#### Stated goal:
Present the record lines in the stretch from the line containing "ocean-glint-point: [470, 240, 481, 251]" through the line containing "ocean-glint-point: [724, 105, 731, 112]" as a Markdown table. Use the columns Row and Entry, number each line in order, and leave out any blank lines.

#### Given records:
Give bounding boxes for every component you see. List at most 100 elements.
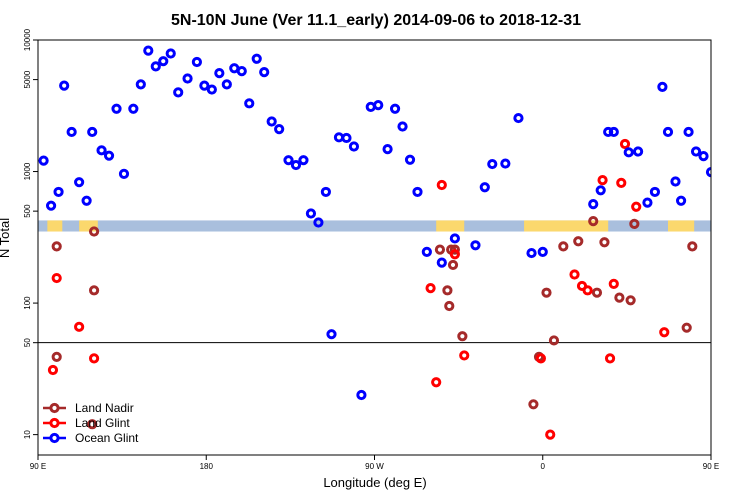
ocean-glint-point: [470, 240, 481, 251]
ocean-glint-point: [632, 146, 644, 157]
land-nadir-point: [558, 241, 569, 252]
ocean-glint-point: [526, 247, 537, 259]
ocean-glint-point: [320, 186, 331, 198]
land-glint-point: [88, 353, 100, 364]
land-nadir-point: [88, 285, 100, 296]
ocean-glint-point: [595, 185, 606, 196]
ocean-glint-point: [45, 200, 57, 211]
chart-title: 5N-10N June (Ver 11.1_early) 2014-09-06 …: [171, 12, 581, 29]
land-segment: [436, 220, 465, 232]
ocean-glint-point: [128, 103, 139, 114]
ocean-glint-point: [66, 126, 77, 138]
legend-marker: [49, 417, 60, 429]
land-glint-point: [717, 366, 724, 373]
x-tick-label: 90 W: [365, 462, 384, 471]
ocean-glint-point: [103, 150, 115, 161]
land-nadir-point: [434, 244, 446, 255]
y-tick-label: 1000: [23, 162, 32, 180]
land-glint-point: [597, 175, 608, 186]
ocean-glint-point: [118, 168, 130, 179]
land-nadir-point: [629, 218, 640, 229]
land-glint-point: [459, 350, 470, 361]
ocean-glint-point: [670, 176, 681, 187]
ocean-glint-point: [513, 112, 524, 124]
ocean-glint-point: [236, 66, 247, 77]
x-tick-label: 0: [541, 462, 546, 471]
land-glint-point: [449, 249, 460, 260]
land-glint-point: [582, 285, 593, 296]
ocean-glint-point: [382, 144, 393, 155]
land-nadir-point: [442, 285, 453, 296]
land-glint-point: [74, 321, 85, 332]
axis-ticks: 90 E 180 90 W 0 90 E 10 50 100 500 1000 5000 10000: [23, 28, 719, 471]
ocean-glint-point: [173, 87, 184, 98]
land-nadir-point: [528, 399, 539, 410]
ocean-glint-point: [135, 79, 146, 90]
ocean-glint-point: [690, 146, 702, 157]
ocean-glint-point: [404, 154, 416, 165]
land-glint-point: [51, 272, 62, 284]
land-glint-point: [730, 355, 737, 362]
ocean-glint-point: [739, 47, 746, 54]
x-tick-label: 90 E: [30, 462, 46, 471]
land-band: [38, 220, 711, 232]
ocean-band: [38, 220, 711, 232]
ocean-glint-point: [182, 73, 193, 84]
ocean-glint-point: [649, 186, 661, 198]
ocean-glint-point: [412, 186, 423, 198]
land-glint-point: [619, 138, 631, 150]
ocean-glint-point: [662, 126, 674, 138]
ocean-glint-point: [724, 105, 731, 112]
ocean-glint-point: [348, 141, 360, 152]
ocean-glint-point: [290, 159, 302, 171]
land-nadir-point: [457, 331, 468, 342]
x-tick-label: 90 E: [703, 462, 719, 471]
y-tick-label: 100: [23, 296, 32, 310]
ocean-glint-point: [111, 103, 122, 114]
ocean-glint-point: [603, 126, 614, 138]
ocean-glint-point: [206, 84, 217, 95]
ocean-glint-point: [397, 121, 408, 132]
ocean-glint-point: [389, 103, 401, 114]
land-glint-point: [569, 269, 580, 280]
land-nadir-point: [548, 335, 560, 346]
ocean-glint-point: [96, 145, 107, 156]
land-segment: [47, 220, 63, 232]
ocean-glint-point: [657, 81, 668, 93]
land-nadir-point: [87, 419, 98, 430]
legend-marker: [49, 402, 60, 414]
ocean-glint-point: [298, 155, 309, 166]
ocean-glint-point: [191, 56, 203, 68]
land-glint-point: [604, 353, 616, 364]
ocean-glint-point: [59, 80, 70, 91]
land-nadir-point: [591, 287, 603, 298]
land-nadir-point: [588, 215, 599, 227]
land-nadir-point: [681, 322, 692, 333]
y-tick-label: 10: [23, 430, 32, 439]
ocean-glint-point: [81, 195, 92, 206]
x-tick-label: 180: [200, 462, 214, 471]
land-glint-point: [431, 377, 442, 388]
land-glint-point: [535, 353, 546, 364]
land-nadir-point: [447, 259, 459, 271]
ocean-glint-point: [244, 98, 255, 109]
ocean-glint-point: [705, 167, 711, 178]
land-glint-point: [616, 177, 627, 188]
y-tick-label: 5000: [23, 70, 32, 88]
ocean-glint-point: [537, 246, 548, 257]
data-points: [38, 45, 748, 440]
land-glint-point: [631, 201, 642, 212]
land-segment: [79, 220, 98, 232]
ocean-glint-point: [214, 68, 225, 79]
ocean-glint-point: [158, 56, 169, 67]
land-segment: [524, 220, 609, 232]
x-axis-label: Longitude (deg E): [323, 475, 426, 490]
land-nadir-point: [741, 228, 748, 235]
ocean-glint-point: [683, 126, 694, 138]
ocean-glint-point: [732, 81, 739, 88]
land-nadir-point: [573, 236, 584, 247]
ocean-glint-point: [436, 257, 447, 268]
ocean-glint-point: [326, 329, 337, 340]
land-nadir-point: [599, 237, 610, 248]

#### Solution for this task:
| Row | Entry |
|---|---|
| 1 | ocean-glint-point: [470, 240, 481, 251] |
| 2 | ocean-glint-point: [632, 146, 644, 157] |
| 3 | land-nadir-point: [558, 241, 569, 252] |
| 4 | ocean-glint-point: [526, 247, 537, 259] |
| 5 | ocean-glint-point: [320, 186, 331, 198] |
| 6 | land-glint-point: [88, 353, 100, 364] |
| 7 | land-nadir-point: [88, 285, 100, 296] |
| 8 | ocean-glint-point: [595, 185, 606, 196] |
| 9 | ocean-glint-point: [45, 200, 57, 211] |
| 10 | chart-title: 5N-10N June (Ver 11.1_early) 2014-09-06 …: [171, 12, 581, 29] |
| 11 | land-segment: [436, 220, 465, 232] |
| 12 | ocean-glint-point: [128, 103, 139, 114] |
| 13 | ocean-glint-point: [66, 126, 77, 138] |
| 14 | legend-marker: [49, 417, 60, 429] |
| 15 | land-glint-point: [717, 366, 724, 373] |
| 16 | x-tick-label: 90 W: [365, 462, 384, 471] |
| 17 | ocean-glint-point: [103, 150, 115, 161] |
| 18 | land-nadir-point: [434, 244, 446, 255] |
| 19 | y-tick-label: 1000: [23, 162, 32, 180] |
| 20 | land-glint-point: [597, 175, 608, 186] |
| 21 | ocean-glint-point: [118, 168, 130, 179] |
| 22 | land-nadir-point: [629, 218, 640, 229] |
| 23 | land-glint-point: [459, 350, 470, 361] |
| 24 | ocean-glint-point: [670, 176, 681, 187] |
| 25 | ocean-glint-point: [513, 112, 524, 124] |
| 26 | ocean-glint-point: [236, 66, 247, 77] |
| 27 | x-tick-label: 0: [541, 462, 546, 471] |
| 28 | land-glint-point: [449, 249, 460, 260] |
| 29 | land-glint-point: [582, 285, 593, 296] |
| 30 | ocean-glint-point: [382, 144, 393, 155] |
| 31 | land-nadir-point: [442, 285, 453, 296] |
| 32 | land-glint-point: [74, 321, 85, 332] |
| 33 | axis-ticks: 90 E 180 90 W 0 90 E 10 50 100 500 1000 5000 10000: [23, 28, 719, 471] |
| 34 | ocean-glint-point: [173, 87, 184, 98] |
| 35 | land-nadir-point: [528, 399, 539, 410] |
| 36 | ocean-glint-point: [135, 79, 146, 90] |
| 37 | ocean-glint-point: [690, 146, 702, 157] |
| 38 | ocean-glint-point: [404, 154, 416, 165] |
| 39 | land-glint-point: [51, 272, 62, 284] |
| 40 | land-glint-point: [730, 355, 737, 362] |
| 41 | ocean-glint-point: [739, 47, 746, 54] |
| 42 | x-tick-label: 90 E: [30, 462, 46, 471] |
| 43 | land-band: [38, 220, 711, 232] |
| 44 | ocean-band: [38, 220, 711, 232] |
| 45 | ocean-glint-point: [182, 73, 193, 84] |
| 46 | ocean-glint-point: [649, 186, 661, 198] |
| 47 | ocean-glint-point: [412, 186, 423, 198] |
| 48 | land-glint-point: [619, 138, 631, 150] |
| 49 | ocean-glint-point: [662, 126, 674, 138] |
| 50 | ocean-glint-point: [724, 105, 731, 112] |